What the exercise asks: In the entries below, how many lines hold the string "name"? Give only the number.

Material provided:

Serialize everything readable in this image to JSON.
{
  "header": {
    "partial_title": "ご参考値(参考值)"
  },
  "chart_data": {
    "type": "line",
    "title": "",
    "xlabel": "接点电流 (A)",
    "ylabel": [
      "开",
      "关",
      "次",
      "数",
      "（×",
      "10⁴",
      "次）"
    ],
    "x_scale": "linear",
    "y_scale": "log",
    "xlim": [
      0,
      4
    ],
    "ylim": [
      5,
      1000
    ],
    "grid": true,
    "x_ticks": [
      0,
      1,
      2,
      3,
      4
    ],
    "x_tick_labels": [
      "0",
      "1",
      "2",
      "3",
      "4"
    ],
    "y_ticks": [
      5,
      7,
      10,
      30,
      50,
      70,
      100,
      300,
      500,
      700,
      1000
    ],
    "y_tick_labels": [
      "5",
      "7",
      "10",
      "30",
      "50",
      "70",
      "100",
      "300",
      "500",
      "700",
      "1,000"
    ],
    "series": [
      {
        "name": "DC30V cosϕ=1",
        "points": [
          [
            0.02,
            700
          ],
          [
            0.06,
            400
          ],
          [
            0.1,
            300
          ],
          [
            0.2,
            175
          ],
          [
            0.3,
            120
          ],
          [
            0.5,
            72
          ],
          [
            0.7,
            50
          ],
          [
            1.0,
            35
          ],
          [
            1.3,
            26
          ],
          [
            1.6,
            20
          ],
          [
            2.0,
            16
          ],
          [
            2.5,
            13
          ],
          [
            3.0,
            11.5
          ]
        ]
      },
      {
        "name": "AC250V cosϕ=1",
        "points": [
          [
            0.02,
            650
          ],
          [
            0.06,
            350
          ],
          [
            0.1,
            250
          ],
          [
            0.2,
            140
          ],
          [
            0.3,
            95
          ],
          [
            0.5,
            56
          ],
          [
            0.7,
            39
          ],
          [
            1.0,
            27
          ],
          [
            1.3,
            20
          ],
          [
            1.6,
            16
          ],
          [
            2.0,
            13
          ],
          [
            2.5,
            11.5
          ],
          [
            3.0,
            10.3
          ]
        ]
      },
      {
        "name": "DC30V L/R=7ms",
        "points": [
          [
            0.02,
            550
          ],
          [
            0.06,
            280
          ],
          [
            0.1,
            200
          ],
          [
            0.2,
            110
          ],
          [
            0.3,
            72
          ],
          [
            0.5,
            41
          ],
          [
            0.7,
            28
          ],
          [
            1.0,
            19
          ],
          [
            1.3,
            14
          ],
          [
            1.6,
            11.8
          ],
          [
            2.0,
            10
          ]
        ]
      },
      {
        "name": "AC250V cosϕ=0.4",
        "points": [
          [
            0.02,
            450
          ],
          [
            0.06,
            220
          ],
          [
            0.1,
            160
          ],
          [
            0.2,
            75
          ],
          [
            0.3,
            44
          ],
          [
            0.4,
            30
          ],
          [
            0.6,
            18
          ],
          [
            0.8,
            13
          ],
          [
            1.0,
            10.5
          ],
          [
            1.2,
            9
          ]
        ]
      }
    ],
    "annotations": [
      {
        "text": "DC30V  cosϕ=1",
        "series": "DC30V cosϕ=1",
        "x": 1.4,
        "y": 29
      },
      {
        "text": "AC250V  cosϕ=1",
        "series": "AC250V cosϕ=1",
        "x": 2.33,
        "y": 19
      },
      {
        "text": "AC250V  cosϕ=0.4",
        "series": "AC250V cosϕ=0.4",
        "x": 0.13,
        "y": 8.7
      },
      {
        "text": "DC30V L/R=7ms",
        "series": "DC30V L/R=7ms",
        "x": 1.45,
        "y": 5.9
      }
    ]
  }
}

Solved problem: 4